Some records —
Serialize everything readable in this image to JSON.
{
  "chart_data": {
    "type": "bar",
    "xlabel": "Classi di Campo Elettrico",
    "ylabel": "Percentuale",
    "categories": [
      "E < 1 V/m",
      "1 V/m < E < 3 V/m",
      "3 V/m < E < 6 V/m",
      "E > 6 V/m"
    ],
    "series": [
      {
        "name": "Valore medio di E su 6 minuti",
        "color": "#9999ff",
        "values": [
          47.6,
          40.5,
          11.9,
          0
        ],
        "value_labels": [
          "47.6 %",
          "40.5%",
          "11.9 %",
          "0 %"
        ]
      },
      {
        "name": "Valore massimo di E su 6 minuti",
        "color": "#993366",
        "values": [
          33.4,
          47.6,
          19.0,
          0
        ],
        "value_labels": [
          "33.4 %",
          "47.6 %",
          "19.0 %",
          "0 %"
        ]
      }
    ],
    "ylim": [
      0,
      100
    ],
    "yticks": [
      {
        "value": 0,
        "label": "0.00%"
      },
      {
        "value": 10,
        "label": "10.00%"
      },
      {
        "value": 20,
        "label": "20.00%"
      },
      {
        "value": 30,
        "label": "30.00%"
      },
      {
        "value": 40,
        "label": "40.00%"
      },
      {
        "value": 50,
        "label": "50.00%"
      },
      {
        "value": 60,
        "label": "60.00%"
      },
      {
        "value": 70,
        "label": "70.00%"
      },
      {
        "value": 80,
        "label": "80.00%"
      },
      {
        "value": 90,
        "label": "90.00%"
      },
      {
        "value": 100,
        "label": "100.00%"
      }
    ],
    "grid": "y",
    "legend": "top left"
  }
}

Exercise goal — Repeat all entries. Match them exactly.

The result —
Serialize everything readable in this image to JSON.
{
  "chart_data": {
    "type": "bar",
    "xlabel": "Classi di Campo Elettrico",
    "ylabel": "Percentuale",
    "categories": [
      "E < 1 V/m",
      "1 V/m < E < 3 V/m",
      "3 V/m < E < 6 V/m",
      "E > 6 V/m"
    ],
    "series": [
      {
        "name": "Valore medio di E su 6 minuti",
        "color": "#9999ff",
        "values": [
          47.6,
          40.5,
          11.9,
          0
        ],
        "value_labels": [
          "47.6 %",
          "40.5%",
          "11.9 %",
          "0 %"
        ]
      },
      {
        "name": "Valore massimo di E su 6 minuti",
        "color": "#993366",
        "values": [
          33.4,
          47.6,
          19.0,
          0
        ],
        "value_labels": [
          "33.4 %",
          "47.6 %",
          "19.0 %",
          "0 %"
        ]
      }
    ],
    "ylim": [
      0,
      100
    ],
    "yticks": [
      {
        "value": 0,
        "label": "0.00%"
      },
      {
        "value": 10,
        "label": "10.00%"
      },
      {
        "value": 20,
        "label": "20.00%"
      },
      {
        "value": 30,
        "label": "30.00%"
      },
      {
        "value": 40,
        "label": "40.00%"
      },
      {
        "value": 50,
        "label": "50.00%"
      },
      {
        "value": 60,
        "label": "60.00%"
      },
      {
        "value": 70,
        "label": "70.00%"
      },
      {
        "value": 80,
        "label": "80.00%"
      },
      {
        "value": 90,
        "label": "90.00%"
      },
      {
        "value": 100,
        "label": "100.00%"
      }
    ],
    "grid": "y",
    "legend": "top left"
  }
}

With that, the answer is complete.